● CHALLENGE: Keep only the lines that hold the string "users", filtering out the rest of the entries below.

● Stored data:
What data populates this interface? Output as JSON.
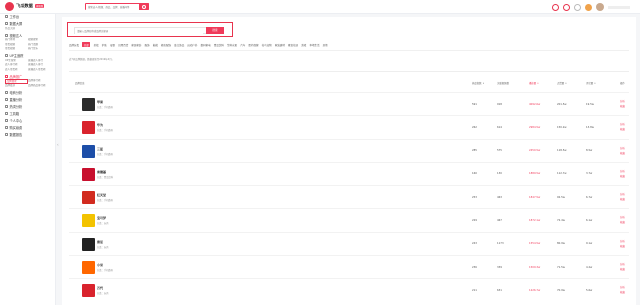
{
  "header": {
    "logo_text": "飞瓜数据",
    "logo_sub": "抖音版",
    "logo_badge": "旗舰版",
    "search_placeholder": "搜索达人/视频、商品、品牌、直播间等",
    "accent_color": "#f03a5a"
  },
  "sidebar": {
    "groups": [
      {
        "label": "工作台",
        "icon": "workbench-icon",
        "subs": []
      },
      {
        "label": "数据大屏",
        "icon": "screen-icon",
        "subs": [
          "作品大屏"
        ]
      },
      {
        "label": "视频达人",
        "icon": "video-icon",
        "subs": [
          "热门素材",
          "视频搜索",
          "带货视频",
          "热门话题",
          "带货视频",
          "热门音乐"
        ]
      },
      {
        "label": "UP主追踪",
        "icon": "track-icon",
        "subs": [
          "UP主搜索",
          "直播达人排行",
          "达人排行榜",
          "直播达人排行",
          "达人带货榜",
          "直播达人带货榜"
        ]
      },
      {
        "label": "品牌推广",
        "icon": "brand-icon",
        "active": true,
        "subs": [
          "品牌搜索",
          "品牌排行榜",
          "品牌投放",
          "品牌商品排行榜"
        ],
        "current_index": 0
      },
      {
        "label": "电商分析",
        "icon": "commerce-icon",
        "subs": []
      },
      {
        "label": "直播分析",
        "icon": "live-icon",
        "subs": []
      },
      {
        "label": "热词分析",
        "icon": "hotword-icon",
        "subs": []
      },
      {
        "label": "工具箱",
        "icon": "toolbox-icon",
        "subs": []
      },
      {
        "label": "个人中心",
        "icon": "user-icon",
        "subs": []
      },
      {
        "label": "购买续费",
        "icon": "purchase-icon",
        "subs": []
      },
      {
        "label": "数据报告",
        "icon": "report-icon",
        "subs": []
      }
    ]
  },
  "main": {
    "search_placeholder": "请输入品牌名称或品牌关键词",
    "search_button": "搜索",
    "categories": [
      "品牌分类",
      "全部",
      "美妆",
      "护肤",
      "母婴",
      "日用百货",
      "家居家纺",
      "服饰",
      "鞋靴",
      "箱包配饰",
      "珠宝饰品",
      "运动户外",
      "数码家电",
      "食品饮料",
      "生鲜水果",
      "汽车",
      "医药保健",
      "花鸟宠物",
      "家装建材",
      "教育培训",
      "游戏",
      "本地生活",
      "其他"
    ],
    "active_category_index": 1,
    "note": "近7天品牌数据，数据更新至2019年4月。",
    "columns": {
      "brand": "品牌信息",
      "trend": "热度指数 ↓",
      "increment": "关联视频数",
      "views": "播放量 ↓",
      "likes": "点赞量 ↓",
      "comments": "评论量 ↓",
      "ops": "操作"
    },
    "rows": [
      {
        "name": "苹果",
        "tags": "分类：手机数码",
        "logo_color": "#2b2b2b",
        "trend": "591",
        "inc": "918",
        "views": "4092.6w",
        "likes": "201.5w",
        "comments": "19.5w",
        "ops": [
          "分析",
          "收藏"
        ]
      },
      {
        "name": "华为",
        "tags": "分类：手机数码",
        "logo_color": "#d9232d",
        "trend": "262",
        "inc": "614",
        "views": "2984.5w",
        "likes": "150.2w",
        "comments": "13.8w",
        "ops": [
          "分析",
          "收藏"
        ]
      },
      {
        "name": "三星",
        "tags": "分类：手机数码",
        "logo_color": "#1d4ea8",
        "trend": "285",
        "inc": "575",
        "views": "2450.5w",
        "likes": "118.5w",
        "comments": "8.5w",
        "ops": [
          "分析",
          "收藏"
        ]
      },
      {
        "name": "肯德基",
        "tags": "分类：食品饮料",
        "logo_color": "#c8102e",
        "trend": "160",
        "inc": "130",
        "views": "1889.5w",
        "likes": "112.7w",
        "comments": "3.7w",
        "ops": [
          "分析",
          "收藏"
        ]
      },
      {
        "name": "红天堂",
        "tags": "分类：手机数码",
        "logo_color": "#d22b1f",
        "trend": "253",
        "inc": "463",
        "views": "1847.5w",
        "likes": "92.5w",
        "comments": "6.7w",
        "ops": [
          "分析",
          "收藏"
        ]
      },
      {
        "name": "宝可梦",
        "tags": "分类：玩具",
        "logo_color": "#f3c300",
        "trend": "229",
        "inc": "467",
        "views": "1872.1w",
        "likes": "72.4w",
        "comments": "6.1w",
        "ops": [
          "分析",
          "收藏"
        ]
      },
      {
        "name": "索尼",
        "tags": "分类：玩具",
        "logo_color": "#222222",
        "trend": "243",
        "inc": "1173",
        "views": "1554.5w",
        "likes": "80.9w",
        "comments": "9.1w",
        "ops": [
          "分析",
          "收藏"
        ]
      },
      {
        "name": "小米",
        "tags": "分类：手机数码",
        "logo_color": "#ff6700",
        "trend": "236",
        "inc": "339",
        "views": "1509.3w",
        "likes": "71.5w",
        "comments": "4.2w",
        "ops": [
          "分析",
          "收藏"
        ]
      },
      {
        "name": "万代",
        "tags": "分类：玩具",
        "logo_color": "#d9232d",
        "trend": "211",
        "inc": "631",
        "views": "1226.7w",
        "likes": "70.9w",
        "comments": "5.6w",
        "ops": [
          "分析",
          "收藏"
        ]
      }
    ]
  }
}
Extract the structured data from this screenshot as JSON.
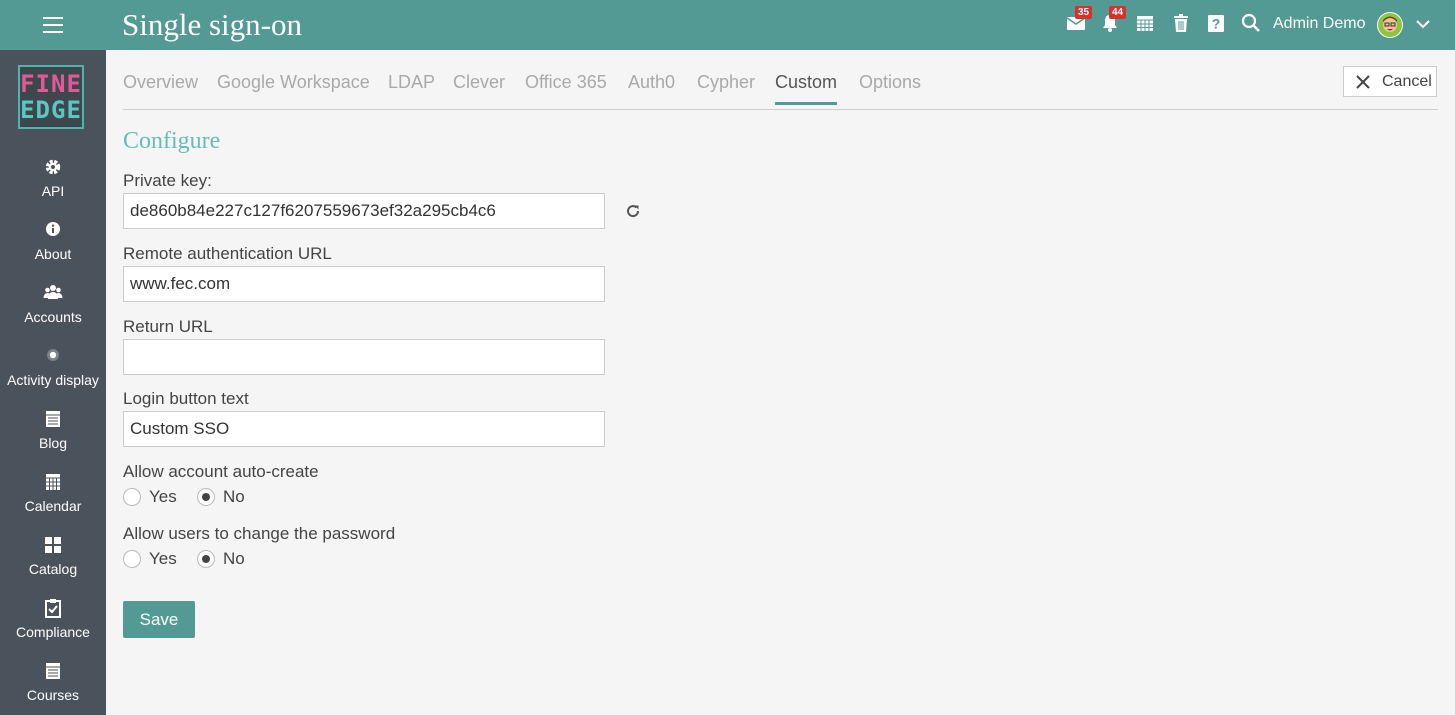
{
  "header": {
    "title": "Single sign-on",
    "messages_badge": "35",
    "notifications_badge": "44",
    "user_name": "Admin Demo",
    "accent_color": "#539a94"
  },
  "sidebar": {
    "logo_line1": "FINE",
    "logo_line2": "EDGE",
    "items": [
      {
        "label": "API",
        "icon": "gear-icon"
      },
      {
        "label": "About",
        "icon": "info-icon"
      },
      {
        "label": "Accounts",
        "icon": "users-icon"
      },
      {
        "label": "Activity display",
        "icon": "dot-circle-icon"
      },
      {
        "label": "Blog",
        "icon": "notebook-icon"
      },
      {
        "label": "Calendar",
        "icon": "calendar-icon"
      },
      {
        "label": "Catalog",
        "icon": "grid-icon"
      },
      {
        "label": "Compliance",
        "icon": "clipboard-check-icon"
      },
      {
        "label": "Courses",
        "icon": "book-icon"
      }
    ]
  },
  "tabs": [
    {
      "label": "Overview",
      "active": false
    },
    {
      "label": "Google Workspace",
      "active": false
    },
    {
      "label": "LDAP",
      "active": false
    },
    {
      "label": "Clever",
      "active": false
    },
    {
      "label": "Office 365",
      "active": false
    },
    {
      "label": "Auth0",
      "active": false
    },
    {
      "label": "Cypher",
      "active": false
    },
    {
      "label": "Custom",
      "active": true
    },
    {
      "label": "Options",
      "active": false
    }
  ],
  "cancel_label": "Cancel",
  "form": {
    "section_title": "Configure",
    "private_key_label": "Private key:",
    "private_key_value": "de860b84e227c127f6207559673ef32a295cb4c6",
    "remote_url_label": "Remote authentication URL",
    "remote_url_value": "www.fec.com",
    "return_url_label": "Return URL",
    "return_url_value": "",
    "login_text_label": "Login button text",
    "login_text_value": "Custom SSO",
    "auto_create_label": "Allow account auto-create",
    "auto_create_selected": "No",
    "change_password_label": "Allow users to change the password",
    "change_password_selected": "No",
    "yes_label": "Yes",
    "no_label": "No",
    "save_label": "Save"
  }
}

==

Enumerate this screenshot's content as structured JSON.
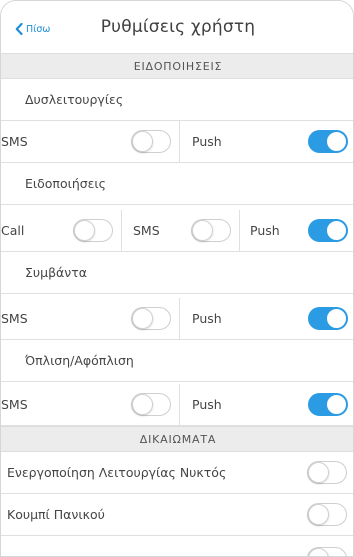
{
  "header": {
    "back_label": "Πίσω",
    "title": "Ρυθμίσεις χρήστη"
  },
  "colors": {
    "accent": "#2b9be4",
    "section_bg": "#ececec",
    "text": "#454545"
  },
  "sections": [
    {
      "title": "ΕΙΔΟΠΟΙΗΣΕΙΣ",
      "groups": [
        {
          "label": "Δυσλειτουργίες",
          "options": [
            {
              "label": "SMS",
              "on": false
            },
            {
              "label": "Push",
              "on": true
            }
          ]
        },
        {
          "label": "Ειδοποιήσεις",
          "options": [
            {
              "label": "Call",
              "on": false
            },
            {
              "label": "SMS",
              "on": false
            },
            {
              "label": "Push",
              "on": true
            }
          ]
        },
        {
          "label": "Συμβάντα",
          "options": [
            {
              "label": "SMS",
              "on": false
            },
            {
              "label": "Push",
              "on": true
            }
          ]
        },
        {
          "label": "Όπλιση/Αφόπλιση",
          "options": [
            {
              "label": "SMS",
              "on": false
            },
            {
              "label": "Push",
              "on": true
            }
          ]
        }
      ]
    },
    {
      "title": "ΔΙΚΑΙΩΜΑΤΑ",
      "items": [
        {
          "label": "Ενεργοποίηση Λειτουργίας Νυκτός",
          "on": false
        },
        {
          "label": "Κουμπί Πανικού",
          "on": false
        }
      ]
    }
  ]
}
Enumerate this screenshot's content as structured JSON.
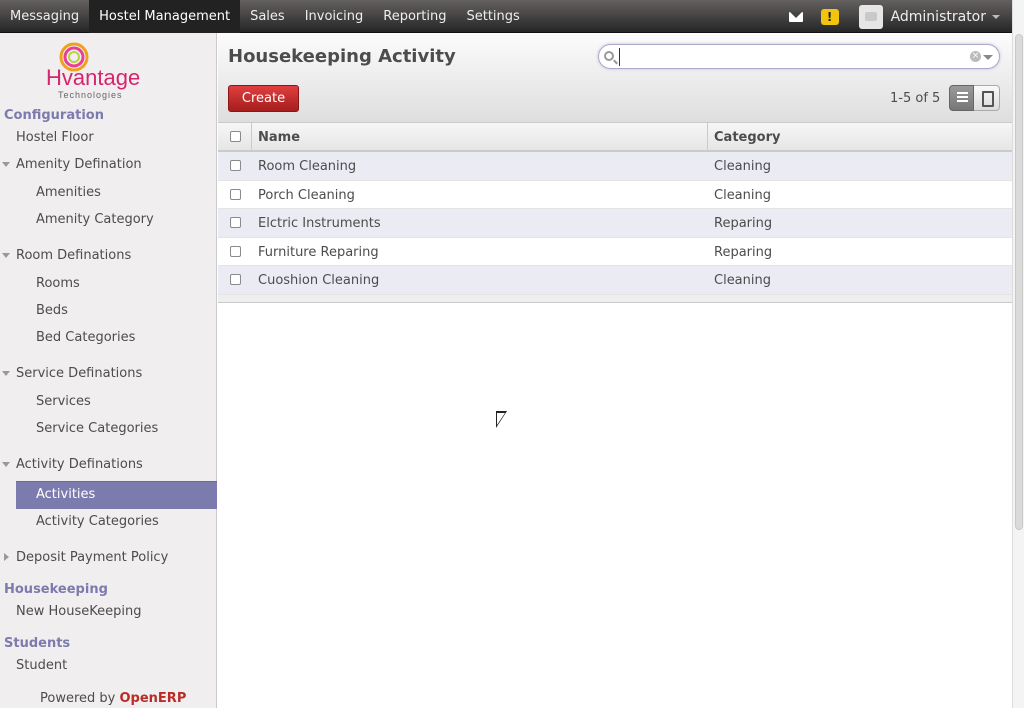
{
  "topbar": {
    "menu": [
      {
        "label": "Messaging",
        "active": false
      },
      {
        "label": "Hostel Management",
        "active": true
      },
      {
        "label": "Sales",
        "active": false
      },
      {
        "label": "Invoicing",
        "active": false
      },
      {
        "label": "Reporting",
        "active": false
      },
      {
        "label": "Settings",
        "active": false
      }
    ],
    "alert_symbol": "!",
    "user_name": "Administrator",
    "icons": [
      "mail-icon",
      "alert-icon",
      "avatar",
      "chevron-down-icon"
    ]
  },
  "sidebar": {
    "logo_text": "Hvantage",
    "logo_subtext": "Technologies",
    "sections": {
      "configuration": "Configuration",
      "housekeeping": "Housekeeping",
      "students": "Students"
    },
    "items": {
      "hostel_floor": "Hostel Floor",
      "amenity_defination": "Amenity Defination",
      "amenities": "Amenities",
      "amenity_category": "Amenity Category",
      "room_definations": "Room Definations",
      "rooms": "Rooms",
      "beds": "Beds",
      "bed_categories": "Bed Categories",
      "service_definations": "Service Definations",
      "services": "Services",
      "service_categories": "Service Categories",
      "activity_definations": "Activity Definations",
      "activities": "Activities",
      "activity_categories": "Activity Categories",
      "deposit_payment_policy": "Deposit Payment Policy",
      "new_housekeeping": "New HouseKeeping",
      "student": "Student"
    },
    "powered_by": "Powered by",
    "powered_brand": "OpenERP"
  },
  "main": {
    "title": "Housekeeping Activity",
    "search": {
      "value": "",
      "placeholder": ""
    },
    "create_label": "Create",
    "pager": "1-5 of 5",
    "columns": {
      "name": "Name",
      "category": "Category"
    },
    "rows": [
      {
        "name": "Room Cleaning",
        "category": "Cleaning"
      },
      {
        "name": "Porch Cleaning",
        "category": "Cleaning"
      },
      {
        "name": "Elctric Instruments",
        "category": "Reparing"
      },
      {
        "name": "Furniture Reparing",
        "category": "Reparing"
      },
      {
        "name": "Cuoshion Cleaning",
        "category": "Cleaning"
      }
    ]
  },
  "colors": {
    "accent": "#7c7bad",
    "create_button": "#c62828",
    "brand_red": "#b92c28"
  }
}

* * *

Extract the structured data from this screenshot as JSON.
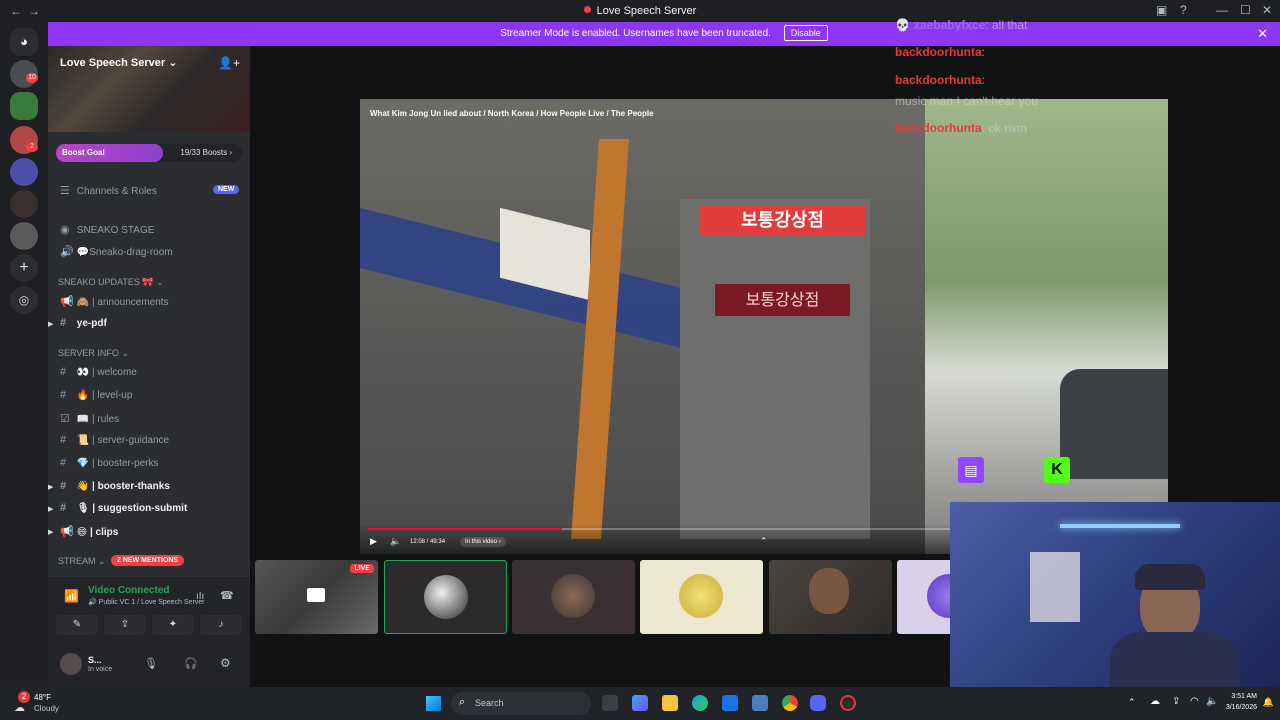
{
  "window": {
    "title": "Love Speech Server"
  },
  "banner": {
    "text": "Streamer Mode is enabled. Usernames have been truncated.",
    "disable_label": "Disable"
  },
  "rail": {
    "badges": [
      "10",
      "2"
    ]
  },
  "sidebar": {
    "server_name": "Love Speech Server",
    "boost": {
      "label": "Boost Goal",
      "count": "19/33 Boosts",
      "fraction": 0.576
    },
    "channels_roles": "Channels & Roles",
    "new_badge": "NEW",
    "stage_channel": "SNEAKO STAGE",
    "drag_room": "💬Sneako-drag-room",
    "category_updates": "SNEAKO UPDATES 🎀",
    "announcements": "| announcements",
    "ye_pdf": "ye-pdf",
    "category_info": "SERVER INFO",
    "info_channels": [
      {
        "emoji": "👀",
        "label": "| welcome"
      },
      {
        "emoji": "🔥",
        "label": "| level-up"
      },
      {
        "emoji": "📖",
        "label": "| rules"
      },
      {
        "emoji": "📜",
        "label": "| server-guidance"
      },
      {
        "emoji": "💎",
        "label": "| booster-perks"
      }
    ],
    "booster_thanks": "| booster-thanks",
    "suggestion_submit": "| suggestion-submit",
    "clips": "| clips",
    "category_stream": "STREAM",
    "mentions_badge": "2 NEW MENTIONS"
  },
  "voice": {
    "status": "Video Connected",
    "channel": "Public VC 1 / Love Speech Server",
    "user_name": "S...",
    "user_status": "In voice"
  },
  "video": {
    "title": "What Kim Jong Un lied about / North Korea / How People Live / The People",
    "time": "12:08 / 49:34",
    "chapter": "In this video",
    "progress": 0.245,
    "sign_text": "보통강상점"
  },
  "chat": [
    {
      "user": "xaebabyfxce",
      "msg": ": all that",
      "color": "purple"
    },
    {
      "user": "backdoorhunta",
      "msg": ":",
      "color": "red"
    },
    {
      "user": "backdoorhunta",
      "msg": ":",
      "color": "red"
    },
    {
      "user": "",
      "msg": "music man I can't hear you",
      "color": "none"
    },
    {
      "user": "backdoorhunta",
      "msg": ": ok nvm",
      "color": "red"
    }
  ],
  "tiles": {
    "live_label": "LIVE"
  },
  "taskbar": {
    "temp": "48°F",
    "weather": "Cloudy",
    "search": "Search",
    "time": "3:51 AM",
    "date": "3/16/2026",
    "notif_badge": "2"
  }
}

● RESPONSE:
        "icon": "users-icon"
    "change_password_label": "Allow users to change the password",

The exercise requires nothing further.